# [Part of a data file]
——————————
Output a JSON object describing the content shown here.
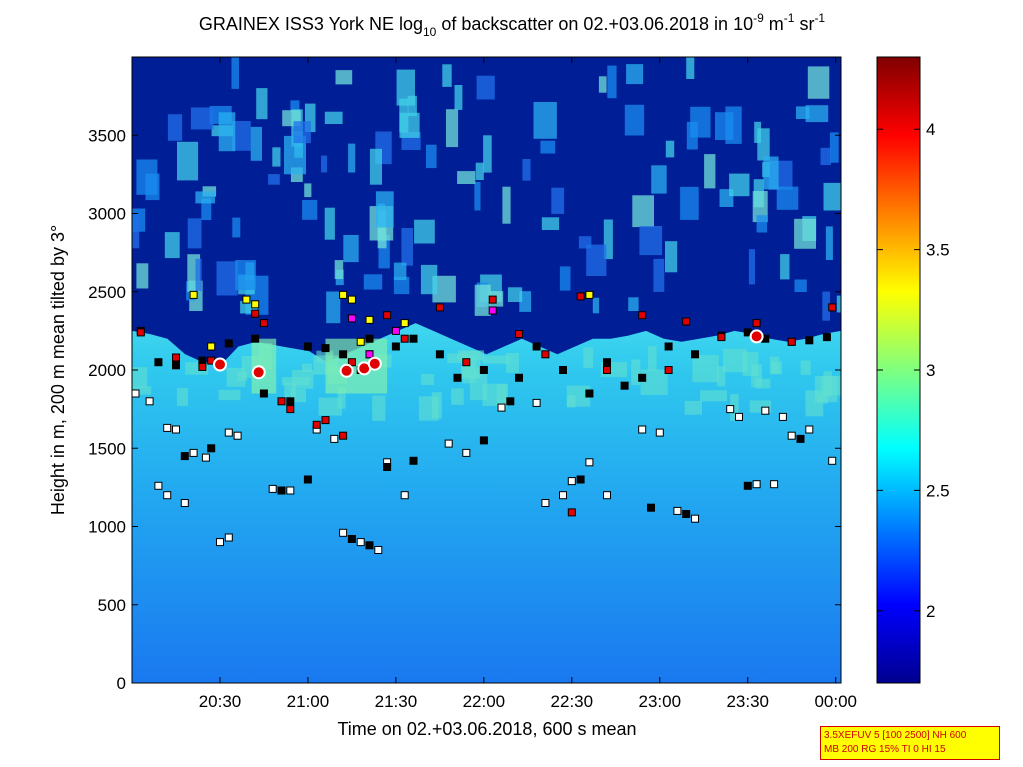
{
  "chart_data": {
    "type": "heatmap",
    "title": "GRAINEX ISS3 York NE log",
    "title_sub": "10",
    "title_rest": " of backscatter on 02.+03.06.2018 in 10",
    "title_exp1": "-9",
    "title_unit_m": " m",
    "title_exp2": "-1",
    "title_unit_sr": " sr",
    "title_exp3": "-1",
    "xlabel": "Time on 02.+03.06.2018, 600 s mean",
    "ylabel": "Height in m, 200 m mean tilted by 3°",
    "x_ticks": [
      "20:30",
      "21:00",
      "21:30",
      "22:00",
      "22:30",
      "23:00",
      "23:30",
      "00:00"
    ],
    "x_tick_hours": [
      20.5,
      21.0,
      21.5,
      22.0,
      22.5,
      23.0,
      23.5,
      24.0
    ],
    "xlim_hours": [
      20.0,
      24.03
    ],
    "y_ticks": [
      0,
      500,
      1000,
      1500,
      2000,
      2500,
      3000,
      3500
    ],
    "ylim": [
      0,
      4000
    ],
    "colorbar": {
      "range": [
        1.7,
        4.3
      ],
      "ticks": [
        2,
        2.5,
        3,
        3.5,
        4
      ],
      "tick_labels": [
        "2",
        "2.5",
        "3",
        "3.5",
        "4"
      ]
    },
    "boundary_layer_top_m": [
      2250,
      2230,
      2200,
      2100,
      2050,
      2030,
      2150,
      2180,
      2160,
      2140,
      2120,
      2050,
      2100,
      2150,
      2200,
      2250,
      2300,
      2250,
      2200,
      2150,
      2100,
      2150,
      2200,
      2150,
      2100,
      2150,
      2200,
      2200,
      2220,
      2250,
      2200,
      2180,
      2200,
      2220,
      2250,
      2230,
      2200,
      2180,
      2200,
      2230,
      2250
    ],
    "marker_series": [
      {
        "color": "#ffffff",
        "points": [
          [
            20.02,
            1850
          ],
          [
            20.1,
            1800
          ],
          [
            20.2,
            1630
          ],
          [
            20.25,
            1620
          ],
          [
            20.35,
            1470
          ],
          [
            20.42,
            1440
          ],
          [
            20.55,
            1600
          ],
          [
            20.6,
            1580
          ],
          [
            20.8,
            1240
          ],
          [
            20.9,
            1230
          ],
          [
            21.05,
            1620
          ],
          [
            21.15,
            1560
          ],
          [
            21.2,
            960
          ],
          [
            21.3,
            900
          ],
          [
            21.4,
            850
          ],
          [
            21.45,
            1410
          ],
          [
            21.55,
            1200
          ],
          [
            21.8,
            1530
          ],
          [
            21.9,
            1470
          ],
          [
            22.1,
            1760
          ],
          [
            22.3,
            1790
          ],
          [
            22.35,
            1150
          ],
          [
            22.45,
            1200
          ],
          [
            22.5,
            1290
          ],
          [
            22.6,
            1410
          ],
          [
            22.7,
            1200
          ],
          [
            22.9,
            1620
          ],
          [
            23.0,
            1600
          ],
          [
            23.1,
            1100
          ],
          [
            23.2,
            1050
          ],
          [
            23.4,
            1750
          ],
          [
            23.45,
            1700
          ],
          [
            23.55,
            1270
          ],
          [
            23.65,
            1270
          ],
          [
            23.75,
            1580
          ],
          [
            23.85,
            1620
          ],
          [
            23.98,
            1420
          ],
          [
            20.15,
            1260
          ],
          [
            20.2,
            1200
          ],
          [
            20.3,
            1150
          ],
          [
            20.5,
            900
          ],
          [
            20.55,
            930
          ],
          [
            23.6,
            1740
          ],
          [
            23.7,
            1700
          ]
        ]
      },
      {
        "color": "#000000",
        "points": [
          [
            20.05,
            2250
          ],
          [
            20.15,
            2050
          ],
          [
            20.25,
            2030
          ],
          [
            20.4,
            2060
          ],
          [
            20.55,
            2170
          ],
          [
            20.7,
            2200
          ],
          [
            20.75,
            1850
          ],
          [
            20.9,
            1800
          ],
          [
            21.0,
            2150
          ],
          [
            21.1,
            2140
          ],
          [
            21.2,
            2100
          ],
          [
            21.35,
            2200
          ],
          [
            21.5,
            2150
          ],
          [
            21.6,
            2200
          ],
          [
            21.75,
            2100
          ],
          [
            21.85,
            1950
          ],
          [
            22.0,
            2000
          ],
          [
            22.2,
            1950
          ],
          [
            22.3,
            2150
          ],
          [
            22.45,
            2000
          ],
          [
            22.6,
            1850
          ],
          [
            22.7,
            2050
          ],
          [
            22.8,
            1900
          ],
          [
            22.9,
            1950
          ],
          [
            23.05,
            2150
          ],
          [
            23.2,
            2100
          ],
          [
            23.35,
            2220
          ],
          [
            23.5,
            2240
          ],
          [
            23.6,
            2200
          ],
          [
            23.75,
            2180
          ],
          [
            23.85,
            2190
          ],
          [
            23.95,
            2210
          ],
          [
            20.3,
            1450
          ],
          [
            20.45,
            1500
          ],
          [
            20.85,
            1230
          ],
          [
            21.0,
            1300
          ],
          [
            21.25,
            920
          ],
          [
            21.35,
            880
          ],
          [
            22.0,
            1550
          ],
          [
            22.15,
            1800
          ],
          [
            22.55,
            1300
          ],
          [
            22.95,
            1120
          ],
          [
            23.15,
            1080
          ],
          [
            23.5,
            1260
          ],
          [
            23.8,
            1560
          ],
          [
            21.45,
            1380
          ],
          [
            21.6,
            1420
          ]
        ]
      },
      {
        "color": "#e00000",
        "points": [
          [
            20.05,
            2240
          ],
          [
            20.25,
            2080
          ],
          [
            20.4,
            2020
          ],
          [
            20.45,
            2060
          ],
          [
            20.7,
            2360
          ],
          [
            20.75,
            2300
          ],
          [
            20.9,
            1750
          ],
          [
            21.1,
            1680
          ],
          [
            21.2,
            1580
          ],
          [
            21.25,
            2050
          ],
          [
            21.3,
            2000
          ],
          [
            21.35,
            2100
          ],
          [
            21.45,
            2350
          ],
          [
            21.55,
            2200
          ],
          [
            21.75,
            2400
          ],
          [
            21.9,
            2050
          ],
          [
            22.05,
            2450
          ],
          [
            22.2,
            2230
          ],
          [
            22.35,
            2100
          ],
          [
            22.55,
            2470
          ],
          [
            22.7,
            2000
          ],
          [
            22.9,
            2350
          ],
          [
            23.05,
            2000
          ],
          [
            23.15,
            2310
          ],
          [
            23.35,
            2210
          ],
          [
            23.55,
            2300
          ],
          [
            23.75,
            2180
          ],
          [
            23.98,
            2400
          ],
          [
            22.5,
            1090
          ],
          [
            20.85,
            1800
          ],
          [
            21.05,
            1650
          ]
        ]
      },
      {
        "color": "#ffff00",
        "points": [
          [
            20.35,
            2480
          ],
          [
            20.65,
            2450
          ],
          [
            20.7,
            2420
          ],
          [
            21.2,
            2480
          ],
          [
            21.25,
            2450
          ],
          [
            21.35,
            2320
          ],
          [
            21.3,
            2180
          ],
          [
            20.45,
            2150
          ],
          [
            21.55,
            2300
          ],
          [
            22.6,
            2480
          ]
        ]
      },
      {
        "color": "#ff00ff",
        "points": [
          [
            21.25,
            2330
          ],
          [
            21.35,
            2100
          ],
          [
            21.5,
            2250
          ],
          [
            22.05,
            2380
          ]
        ]
      }
    ],
    "circle_markers": [
      [
        20.5,
        2035
      ],
      [
        20.72,
        1985
      ],
      [
        21.22,
        1995
      ],
      [
        21.32,
        2010
      ],
      [
        21.38,
        2040
      ],
      [
        23.55,
        2215
      ]
    ],
    "grid": false,
    "colormap": "jet"
  },
  "note_box": {
    "line1": "3.5XEFUV 5 [100 2500] NH 600",
    "line2": "MB 200 RG 15% TI 0 HI 15"
  }
}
——————————
# [The request]
Copy out all the entries exactly. Images stay out of the copy.

# [The response]
Output a JSON object describing the content shown here.
{
  "chart_data": {
    "type": "heatmap",
    "title": "GRAINEX ISS3 York NE log",
    "title_sub": "10",
    "title_rest": " of backscatter on 02.+03.06.2018 in 10",
    "title_exp1": "-9",
    "title_unit_m": " m",
    "title_exp2": "-1",
    "title_unit_sr": " sr",
    "title_exp3": "-1",
    "xlabel": "Time on 02.+03.06.2018, 600 s mean",
    "ylabel": "Height in m, 200 m mean tilted by 3°",
    "x_ticks": [
      "20:30",
      "21:00",
      "21:30",
      "22:00",
      "22:30",
      "23:00",
      "23:30",
      "00:00"
    ],
    "x_tick_hours": [
      20.5,
      21.0,
      21.5,
      22.0,
      22.5,
      23.0,
      23.5,
      24.0
    ],
    "xlim_hours": [
      20.0,
      24.03
    ],
    "y_ticks": [
      0,
      500,
      1000,
      1500,
      2000,
      2500,
      3000,
      3500
    ],
    "ylim": [
      0,
      4000
    ],
    "colorbar": {
      "range": [
        1.7,
        4.3
      ],
      "ticks": [
        2,
        2.5,
        3,
        3.5,
        4
      ],
      "tick_labels": [
        "2",
        "2.5",
        "3",
        "3.5",
        "4"
      ]
    },
    "boundary_layer_top_m": [
      2250,
      2230,
      2200,
      2100,
      2050,
      2030,
      2150,
      2180,
      2160,
      2140,
      2120,
      2050,
      2100,
      2150,
      2200,
      2250,
      2300,
      2250,
      2200,
      2150,
      2100,
      2150,
      2200,
      2150,
      2100,
      2150,
      2200,
      2200,
      2220,
      2250,
      2200,
      2180,
      2200,
      2220,
      2250,
      2230,
      2200,
      2180,
      2200,
      2230,
      2250
    ],
    "marker_series": [
      {
        "color": "#ffffff",
        "points": [
          [
            20.02,
            1850
          ],
          [
            20.1,
            1800
          ],
          [
            20.2,
            1630
          ],
          [
            20.25,
            1620
          ],
          [
            20.35,
            1470
          ],
          [
            20.42,
            1440
          ],
          [
            20.55,
            1600
          ],
          [
            20.6,
            1580
          ],
          [
            20.8,
            1240
          ],
          [
            20.9,
            1230
          ],
          [
            21.05,
            1620
          ],
          [
            21.15,
            1560
          ],
          [
            21.2,
            960
          ],
          [
            21.3,
            900
          ],
          [
            21.4,
            850
          ],
          [
            21.45,
            1410
          ],
          [
            21.55,
            1200
          ],
          [
            21.8,
            1530
          ],
          [
            21.9,
            1470
          ],
          [
            22.1,
            1760
          ],
          [
            22.3,
            1790
          ],
          [
            22.35,
            1150
          ],
          [
            22.45,
            1200
          ],
          [
            22.5,
            1290
          ],
          [
            22.6,
            1410
          ],
          [
            22.7,
            1200
          ],
          [
            22.9,
            1620
          ],
          [
            23.0,
            1600
          ],
          [
            23.1,
            1100
          ],
          [
            23.2,
            1050
          ],
          [
            23.4,
            1750
          ],
          [
            23.45,
            1700
          ],
          [
            23.55,
            1270
          ],
          [
            23.65,
            1270
          ],
          [
            23.75,
            1580
          ],
          [
            23.85,
            1620
          ],
          [
            23.98,
            1420
          ],
          [
            20.15,
            1260
          ],
          [
            20.2,
            1200
          ],
          [
            20.3,
            1150
          ],
          [
            20.5,
            900
          ],
          [
            20.55,
            930
          ],
          [
            23.6,
            1740
          ],
          [
            23.7,
            1700
          ]
        ]
      },
      {
        "color": "#000000",
        "points": [
          [
            20.05,
            2250
          ],
          [
            20.15,
            2050
          ],
          [
            20.25,
            2030
          ],
          [
            20.4,
            2060
          ],
          [
            20.55,
            2170
          ],
          [
            20.7,
            2200
          ],
          [
            20.75,
            1850
          ],
          [
            20.9,
            1800
          ],
          [
            21.0,
            2150
          ],
          [
            21.1,
            2140
          ],
          [
            21.2,
            2100
          ],
          [
            21.35,
            2200
          ],
          [
            21.5,
            2150
          ],
          [
            21.6,
            2200
          ],
          [
            21.75,
            2100
          ],
          [
            21.85,
            1950
          ],
          [
            22.0,
            2000
          ],
          [
            22.2,
            1950
          ],
          [
            22.3,
            2150
          ],
          [
            22.45,
            2000
          ],
          [
            22.6,
            1850
          ],
          [
            22.7,
            2050
          ],
          [
            22.8,
            1900
          ],
          [
            22.9,
            1950
          ],
          [
            23.05,
            2150
          ],
          [
            23.2,
            2100
          ],
          [
            23.35,
            2220
          ],
          [
            23.5,
            2240
          ],
          [
            23.6,
            2200
          ],
          [
            23.75,
            2180
          ],
          [
            23.85,
            2190
          ],
          [
            23.95,
            2210
          ],
          [
            20.3,
            1450
          ],
          [
            20.45,
            1500
          ],
          [
            20.85,
            1230
          ],
          [
            21.0,
            1300
          ],
          [
            21.25,
            920
          ],
          [
            21.35,
            880
          ],
          [
            22.0,
            1550
          ],
          [
            22.15,
            1800
          ],
          [
            22.55,
            1300
          ],
          [
            22.95,
            1120
          ],
          [
            23.15,
            1080
          ],
          [
            23.5,
            1260
          ],
          [
            23.8,
            1560
          ],
          [
            21.45,
            1380
          ],
          [
            21.6,
            1420
          ]
        ]
      },
      {
        "color": "#e00000",
        "points": [
          [
            20.05,
            2240
          ],
          [
            20.25,
            2080
          ],
          [
            20.4,
            2020
          ],
          [
            20.45,
            2060
          ],
          [
            20.7,
            2360
          ],
          [
            20.75,
            2300
          ],
          [
            20.9,
            1750
          ],
          [
            21.1,
            1680
          ],
          [
            21.2,
            1580
          ],
          [
            21.25,
            2050
          ],
          [
            21.3,
            2000
          ],
          [
            21.35,
            2100
          ],
          [
            21.45,
            2350
          ],
          [
            21.55,
            2200
          ],
          [
            21.75,
            2400
          ],
          [
            21.9,
            2050
          ],
          [
            22.05,
            2450
          ],
          [
            22.2,
            2230
          ],
          [
            22.35,
            2100
          ],
          [
            22.55,
            2470
          ],
          [
            22.7,
            2000
          ],
          [
            22.9,
            2350
          ],
          [
            23.05,
            2000
          ],
          [
            23.15,
            2310
          ],
          [
            23.35,
            2210
          ],
          [
            23.55,
            2300
          ],
          [
            23.75,
            2180
          ],
          [
            23.98,
            2400
          ],
          [
            22.5,
            1090
          ],
          [
            20.85,
            1800
          ],
          [
            21.05,
            1650
          ]
        ]
      },
      {
        "color": "#ffff00",
        "points": [
          [
            20.35,
            2480
          ],
          [
            20.65,
            2450
          ],
          [
            20.7,
            2420
          ],
          [
            21.2,
            2480
          ],
          [
            21.25,
            2450
          ],
          [
            21.35,
            2320
          ],
          [
            21.3,
            2180
          ],
          [
            20.45,
            2150
          ],
          [
            21.55,
            2300
          ],
          [
            22.6,
            2480
          ]
        ]
      },
      {
        "color": "#ff00ff",
        "points": [
          [
            21.25,
            2330
          ],
          [
            21.35,
            2100
          ],
          [
            21.5,
            2250
          ],
          [
            22.05,
            2380
          ]
        ]
      }
    ],
    "circle_markers": [
      [
        20.5,
        2035
      ],
      [
        20.72,
        1985
      ],
      [
        21.22,
        1995
      ],
      [
        21.32,
        2010
      ],
      [
        21.38,
        2040
      ],
      [
        23.55,
        2215
      ]
    ],
    "grid": false,
    "colormap": "jet"
  },
  "note_box": {
    "line1": "3.5XEFUV 5 [100 2500] NH 600",
    "line2": "MB 200 RG 15% TI 0 HI 15"
  }
}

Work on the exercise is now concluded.